- [ENTRIES SUPPLIED]

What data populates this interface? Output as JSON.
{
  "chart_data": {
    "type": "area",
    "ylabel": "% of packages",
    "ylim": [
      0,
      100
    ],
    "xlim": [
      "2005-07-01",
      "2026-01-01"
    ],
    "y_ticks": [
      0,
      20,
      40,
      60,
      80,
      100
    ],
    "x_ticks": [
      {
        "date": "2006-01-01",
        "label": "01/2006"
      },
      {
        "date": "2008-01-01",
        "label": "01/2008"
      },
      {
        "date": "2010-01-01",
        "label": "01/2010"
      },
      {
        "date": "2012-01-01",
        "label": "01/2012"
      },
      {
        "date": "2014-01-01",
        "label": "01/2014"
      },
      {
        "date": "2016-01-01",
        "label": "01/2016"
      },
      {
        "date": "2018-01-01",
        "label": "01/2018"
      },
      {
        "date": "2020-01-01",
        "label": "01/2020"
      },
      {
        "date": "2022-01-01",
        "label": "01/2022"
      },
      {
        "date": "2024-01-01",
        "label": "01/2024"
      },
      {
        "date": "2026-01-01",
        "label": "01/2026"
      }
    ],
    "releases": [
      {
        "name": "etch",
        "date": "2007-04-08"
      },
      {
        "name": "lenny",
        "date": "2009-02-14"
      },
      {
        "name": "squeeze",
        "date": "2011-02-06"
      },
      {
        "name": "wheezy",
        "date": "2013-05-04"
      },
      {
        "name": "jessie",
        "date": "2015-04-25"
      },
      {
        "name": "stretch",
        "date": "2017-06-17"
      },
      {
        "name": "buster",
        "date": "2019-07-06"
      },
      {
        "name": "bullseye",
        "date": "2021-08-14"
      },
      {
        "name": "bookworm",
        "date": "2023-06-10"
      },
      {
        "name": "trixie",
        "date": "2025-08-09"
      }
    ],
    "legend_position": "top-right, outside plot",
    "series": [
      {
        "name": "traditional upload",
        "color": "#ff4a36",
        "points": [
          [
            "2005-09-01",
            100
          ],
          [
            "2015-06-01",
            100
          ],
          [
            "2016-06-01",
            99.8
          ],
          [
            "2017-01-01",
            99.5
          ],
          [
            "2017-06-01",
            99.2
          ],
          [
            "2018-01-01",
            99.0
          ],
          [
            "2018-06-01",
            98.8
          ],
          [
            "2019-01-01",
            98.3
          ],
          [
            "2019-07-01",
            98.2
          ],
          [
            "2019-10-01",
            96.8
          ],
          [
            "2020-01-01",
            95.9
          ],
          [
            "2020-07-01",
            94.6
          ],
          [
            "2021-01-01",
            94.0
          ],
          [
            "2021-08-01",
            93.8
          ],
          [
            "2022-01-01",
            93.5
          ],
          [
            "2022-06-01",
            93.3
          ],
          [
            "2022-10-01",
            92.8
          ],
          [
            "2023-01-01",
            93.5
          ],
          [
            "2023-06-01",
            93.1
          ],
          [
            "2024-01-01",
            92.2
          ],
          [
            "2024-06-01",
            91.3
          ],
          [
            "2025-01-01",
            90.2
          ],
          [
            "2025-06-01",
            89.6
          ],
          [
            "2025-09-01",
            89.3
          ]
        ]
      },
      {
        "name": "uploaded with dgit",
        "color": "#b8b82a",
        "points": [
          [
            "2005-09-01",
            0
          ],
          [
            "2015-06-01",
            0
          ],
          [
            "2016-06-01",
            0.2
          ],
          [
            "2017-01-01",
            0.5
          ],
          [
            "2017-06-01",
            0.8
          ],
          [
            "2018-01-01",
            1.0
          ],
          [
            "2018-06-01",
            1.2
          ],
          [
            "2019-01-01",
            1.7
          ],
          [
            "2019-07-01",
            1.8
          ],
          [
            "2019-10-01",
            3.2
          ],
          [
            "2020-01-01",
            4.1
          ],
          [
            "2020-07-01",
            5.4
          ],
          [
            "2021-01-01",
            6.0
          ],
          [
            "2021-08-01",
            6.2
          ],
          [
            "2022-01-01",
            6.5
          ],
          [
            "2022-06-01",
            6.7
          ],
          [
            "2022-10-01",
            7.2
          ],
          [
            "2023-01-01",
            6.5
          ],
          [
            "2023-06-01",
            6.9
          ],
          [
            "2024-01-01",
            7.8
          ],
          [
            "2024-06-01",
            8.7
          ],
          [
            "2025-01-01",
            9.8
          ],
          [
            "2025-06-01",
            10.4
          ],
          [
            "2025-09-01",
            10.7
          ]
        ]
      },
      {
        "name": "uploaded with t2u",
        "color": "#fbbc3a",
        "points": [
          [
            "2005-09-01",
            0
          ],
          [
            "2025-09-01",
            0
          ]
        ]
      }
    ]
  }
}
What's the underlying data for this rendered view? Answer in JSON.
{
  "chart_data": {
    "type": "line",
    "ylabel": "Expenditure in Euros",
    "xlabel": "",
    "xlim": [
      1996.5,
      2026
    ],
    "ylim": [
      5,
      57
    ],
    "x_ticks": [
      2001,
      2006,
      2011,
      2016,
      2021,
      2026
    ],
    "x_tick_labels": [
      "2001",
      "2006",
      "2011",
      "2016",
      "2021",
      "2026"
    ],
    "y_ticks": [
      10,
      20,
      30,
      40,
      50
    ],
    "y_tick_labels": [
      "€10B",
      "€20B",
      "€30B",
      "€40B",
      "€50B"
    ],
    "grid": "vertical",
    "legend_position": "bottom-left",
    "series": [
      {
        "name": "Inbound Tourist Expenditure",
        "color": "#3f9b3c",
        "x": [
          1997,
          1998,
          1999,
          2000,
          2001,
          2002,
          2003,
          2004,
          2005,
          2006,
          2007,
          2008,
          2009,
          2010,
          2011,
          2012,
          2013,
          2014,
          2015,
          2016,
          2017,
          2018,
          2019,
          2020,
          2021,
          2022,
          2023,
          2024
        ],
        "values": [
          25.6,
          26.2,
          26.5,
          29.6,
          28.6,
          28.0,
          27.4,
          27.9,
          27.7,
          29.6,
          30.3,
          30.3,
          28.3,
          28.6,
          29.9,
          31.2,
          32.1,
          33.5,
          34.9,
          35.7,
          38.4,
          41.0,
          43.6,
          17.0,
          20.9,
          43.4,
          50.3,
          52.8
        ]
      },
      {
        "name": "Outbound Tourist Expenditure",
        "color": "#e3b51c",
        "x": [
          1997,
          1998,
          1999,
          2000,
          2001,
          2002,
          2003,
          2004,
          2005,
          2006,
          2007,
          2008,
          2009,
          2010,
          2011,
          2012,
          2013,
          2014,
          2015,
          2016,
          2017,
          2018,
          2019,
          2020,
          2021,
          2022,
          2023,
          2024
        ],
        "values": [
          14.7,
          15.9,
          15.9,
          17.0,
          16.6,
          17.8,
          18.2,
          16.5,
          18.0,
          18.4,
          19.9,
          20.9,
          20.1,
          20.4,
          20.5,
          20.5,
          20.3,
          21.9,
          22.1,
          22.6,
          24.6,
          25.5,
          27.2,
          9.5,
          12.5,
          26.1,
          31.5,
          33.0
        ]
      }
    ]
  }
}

- [EXERCISE DESCRIPTION] Take each line of the material that contains the word "What" and list it.

- [ANSWER FOR THIS EXERCISE]
What data populates this interface? Output as JSON.
What's the underlying data for this rendered view? Answer in JSON.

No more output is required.